* TASK GOAL *
Look through the material below. Copy each line that contains the string "lift".

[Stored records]
################

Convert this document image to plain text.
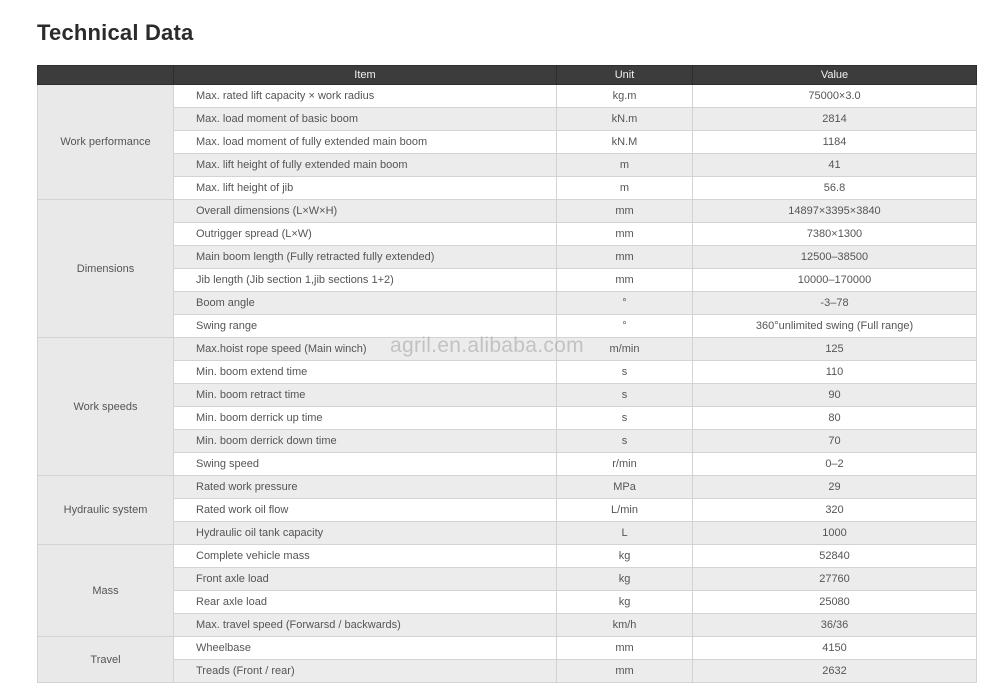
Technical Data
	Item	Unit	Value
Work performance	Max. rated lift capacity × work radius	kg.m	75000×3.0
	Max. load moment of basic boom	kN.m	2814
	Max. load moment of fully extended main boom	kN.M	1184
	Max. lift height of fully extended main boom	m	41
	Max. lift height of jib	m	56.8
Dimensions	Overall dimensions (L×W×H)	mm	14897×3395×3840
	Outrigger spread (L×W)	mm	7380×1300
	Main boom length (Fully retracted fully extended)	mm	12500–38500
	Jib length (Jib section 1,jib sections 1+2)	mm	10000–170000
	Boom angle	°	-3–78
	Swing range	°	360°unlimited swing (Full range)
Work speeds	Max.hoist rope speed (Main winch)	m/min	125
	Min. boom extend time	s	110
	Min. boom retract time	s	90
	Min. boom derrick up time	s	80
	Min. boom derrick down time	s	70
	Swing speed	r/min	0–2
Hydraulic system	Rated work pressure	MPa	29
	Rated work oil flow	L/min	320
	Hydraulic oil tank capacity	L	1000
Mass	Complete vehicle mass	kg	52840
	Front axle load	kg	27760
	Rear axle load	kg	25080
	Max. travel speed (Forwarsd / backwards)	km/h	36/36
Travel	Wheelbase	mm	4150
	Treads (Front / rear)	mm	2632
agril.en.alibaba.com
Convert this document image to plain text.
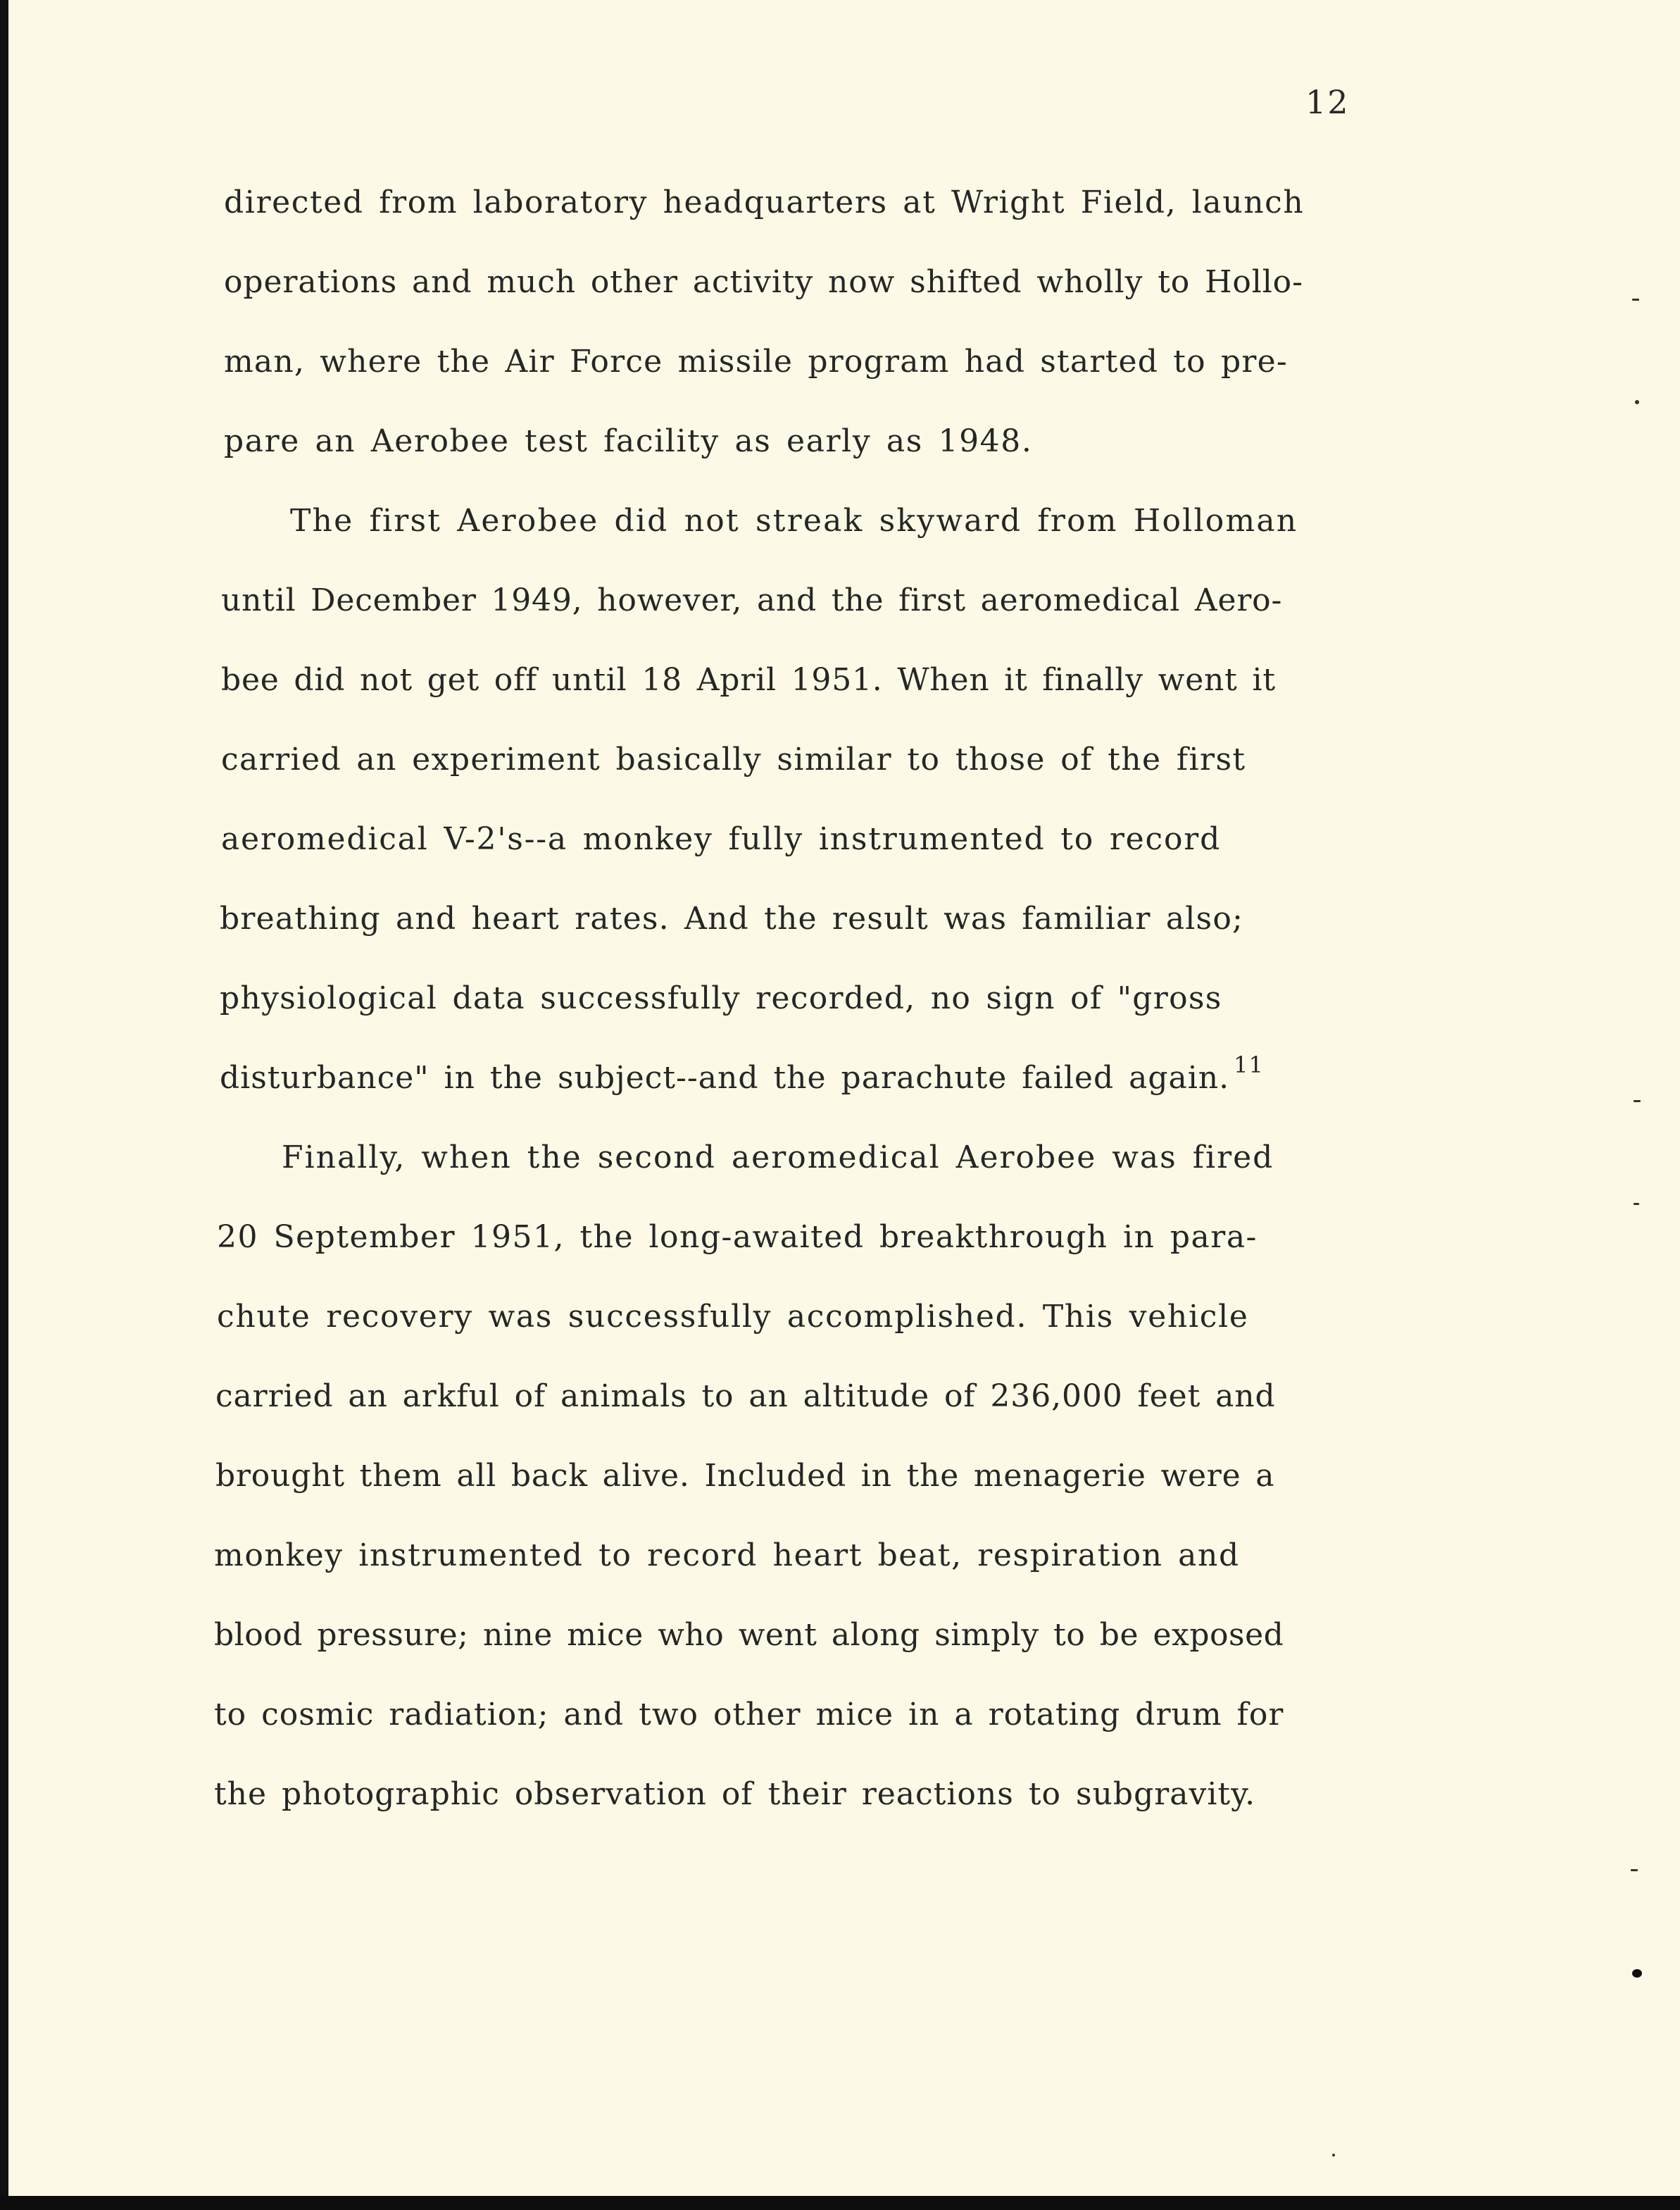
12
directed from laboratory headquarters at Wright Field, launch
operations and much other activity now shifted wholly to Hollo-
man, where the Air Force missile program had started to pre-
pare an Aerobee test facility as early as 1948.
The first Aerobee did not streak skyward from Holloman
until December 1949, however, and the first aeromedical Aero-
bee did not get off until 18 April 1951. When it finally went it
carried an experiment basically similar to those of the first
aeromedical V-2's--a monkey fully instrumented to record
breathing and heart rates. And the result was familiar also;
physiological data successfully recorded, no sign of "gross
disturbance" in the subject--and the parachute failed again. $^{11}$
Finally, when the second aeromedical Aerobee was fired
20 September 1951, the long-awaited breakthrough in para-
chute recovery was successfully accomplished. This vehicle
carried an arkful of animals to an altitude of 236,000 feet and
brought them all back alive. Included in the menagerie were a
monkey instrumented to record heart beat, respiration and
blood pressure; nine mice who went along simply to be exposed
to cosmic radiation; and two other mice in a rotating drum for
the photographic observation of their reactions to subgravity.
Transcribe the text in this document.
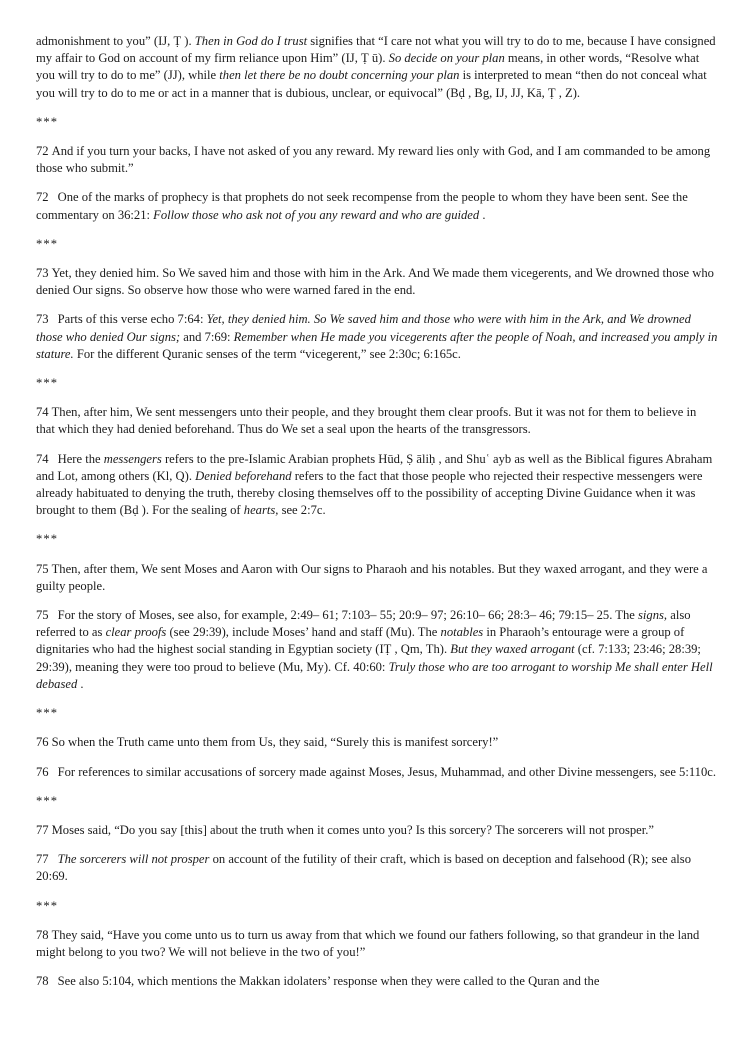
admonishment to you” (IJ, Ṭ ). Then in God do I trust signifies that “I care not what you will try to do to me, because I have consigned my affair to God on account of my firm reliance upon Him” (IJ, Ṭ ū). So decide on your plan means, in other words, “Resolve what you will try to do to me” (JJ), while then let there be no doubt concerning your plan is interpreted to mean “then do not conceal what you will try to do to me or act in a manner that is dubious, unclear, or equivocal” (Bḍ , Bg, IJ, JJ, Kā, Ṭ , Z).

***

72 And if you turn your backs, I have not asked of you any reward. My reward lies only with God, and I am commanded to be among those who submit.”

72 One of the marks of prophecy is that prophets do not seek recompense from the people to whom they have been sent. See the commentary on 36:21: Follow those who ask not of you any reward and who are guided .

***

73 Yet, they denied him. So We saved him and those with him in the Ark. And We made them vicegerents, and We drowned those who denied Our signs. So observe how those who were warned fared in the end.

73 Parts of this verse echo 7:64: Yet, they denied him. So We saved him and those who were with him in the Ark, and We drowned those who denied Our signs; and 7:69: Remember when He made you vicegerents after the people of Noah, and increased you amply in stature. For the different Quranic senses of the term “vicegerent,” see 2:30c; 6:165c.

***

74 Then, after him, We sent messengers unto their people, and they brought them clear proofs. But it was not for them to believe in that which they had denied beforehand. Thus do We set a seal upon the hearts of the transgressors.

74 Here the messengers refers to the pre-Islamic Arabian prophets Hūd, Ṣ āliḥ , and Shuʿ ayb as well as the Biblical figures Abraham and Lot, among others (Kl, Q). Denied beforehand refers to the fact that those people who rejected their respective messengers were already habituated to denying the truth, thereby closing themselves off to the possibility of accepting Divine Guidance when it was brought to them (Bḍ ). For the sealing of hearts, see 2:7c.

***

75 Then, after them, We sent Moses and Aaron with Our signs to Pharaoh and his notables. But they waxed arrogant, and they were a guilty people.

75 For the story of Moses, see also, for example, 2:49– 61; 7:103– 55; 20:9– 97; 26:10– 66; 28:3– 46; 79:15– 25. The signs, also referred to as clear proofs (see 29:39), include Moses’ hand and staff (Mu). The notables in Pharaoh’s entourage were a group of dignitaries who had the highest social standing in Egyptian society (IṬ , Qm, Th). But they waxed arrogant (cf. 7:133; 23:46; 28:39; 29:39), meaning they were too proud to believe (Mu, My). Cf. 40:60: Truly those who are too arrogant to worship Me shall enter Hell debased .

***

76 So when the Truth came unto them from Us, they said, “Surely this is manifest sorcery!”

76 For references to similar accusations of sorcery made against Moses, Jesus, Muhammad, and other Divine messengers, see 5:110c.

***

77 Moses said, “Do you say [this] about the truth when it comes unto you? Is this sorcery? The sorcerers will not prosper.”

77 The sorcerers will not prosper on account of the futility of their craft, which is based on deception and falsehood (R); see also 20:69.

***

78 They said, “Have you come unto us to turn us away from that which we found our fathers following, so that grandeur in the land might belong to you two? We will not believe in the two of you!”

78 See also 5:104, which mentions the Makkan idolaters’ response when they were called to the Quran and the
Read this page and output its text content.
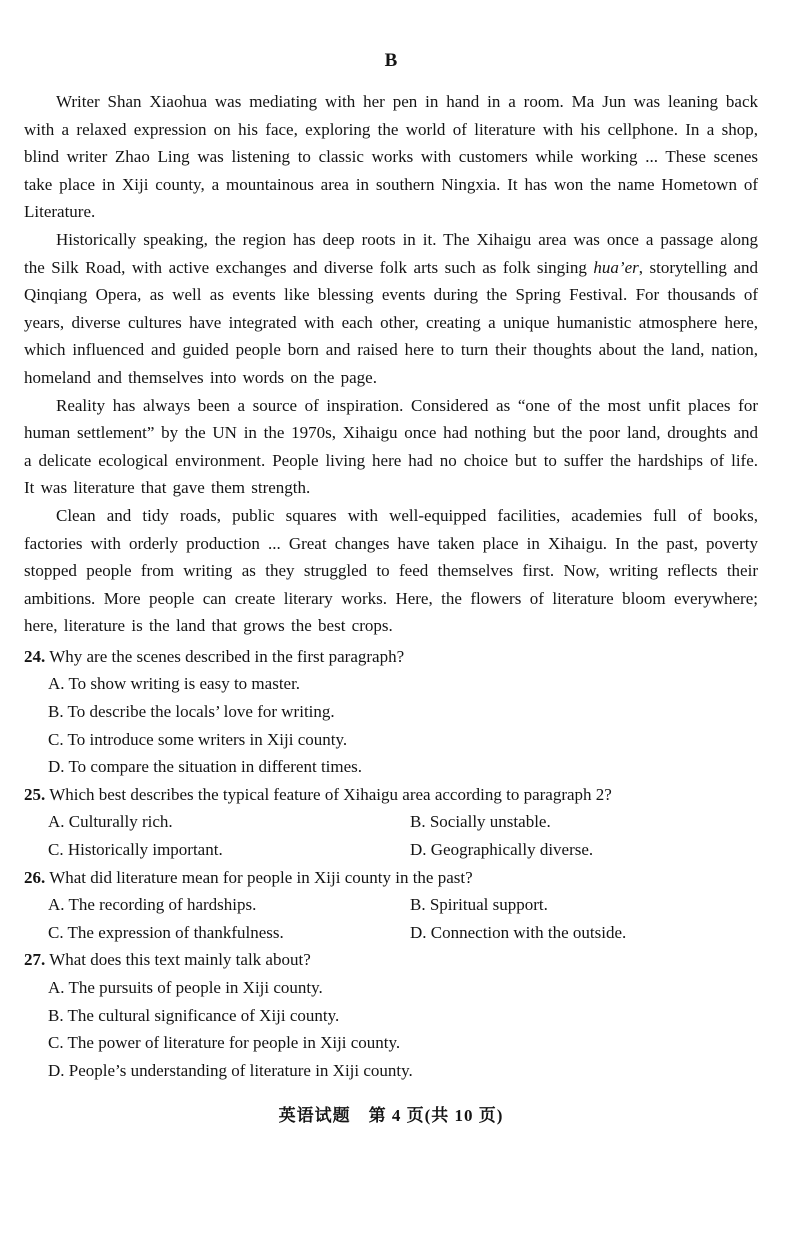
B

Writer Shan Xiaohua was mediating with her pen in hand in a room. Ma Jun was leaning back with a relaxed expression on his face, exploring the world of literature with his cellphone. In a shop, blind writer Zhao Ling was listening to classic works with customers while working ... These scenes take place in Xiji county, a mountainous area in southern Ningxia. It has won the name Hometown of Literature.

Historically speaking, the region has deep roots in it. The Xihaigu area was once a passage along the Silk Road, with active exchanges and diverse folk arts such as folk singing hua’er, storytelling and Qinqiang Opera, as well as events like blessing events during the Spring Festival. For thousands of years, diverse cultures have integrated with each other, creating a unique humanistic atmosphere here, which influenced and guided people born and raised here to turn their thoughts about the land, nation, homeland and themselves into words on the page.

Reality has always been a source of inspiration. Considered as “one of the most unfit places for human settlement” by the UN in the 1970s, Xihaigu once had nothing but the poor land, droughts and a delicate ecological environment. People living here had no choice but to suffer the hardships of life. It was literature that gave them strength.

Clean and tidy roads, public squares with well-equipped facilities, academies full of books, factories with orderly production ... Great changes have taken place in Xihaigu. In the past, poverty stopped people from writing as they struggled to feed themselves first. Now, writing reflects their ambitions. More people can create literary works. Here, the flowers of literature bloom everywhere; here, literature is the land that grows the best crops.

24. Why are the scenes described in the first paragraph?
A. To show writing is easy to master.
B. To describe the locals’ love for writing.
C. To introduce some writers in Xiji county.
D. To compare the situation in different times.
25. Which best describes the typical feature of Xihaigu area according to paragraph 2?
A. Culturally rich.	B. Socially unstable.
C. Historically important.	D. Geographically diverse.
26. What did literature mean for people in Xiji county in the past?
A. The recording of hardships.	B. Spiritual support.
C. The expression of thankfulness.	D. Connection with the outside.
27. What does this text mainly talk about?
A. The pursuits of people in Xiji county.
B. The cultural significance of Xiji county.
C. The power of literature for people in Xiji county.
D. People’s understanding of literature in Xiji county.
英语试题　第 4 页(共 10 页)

################

* ANSWER TO THE PROBLEM *
Work performance	Max. rated lift capacity × work radius	kg.m	75000×3.0
	Max. lift height of fully extended main boom	m	41
	Max. lift height of jib	m	56.8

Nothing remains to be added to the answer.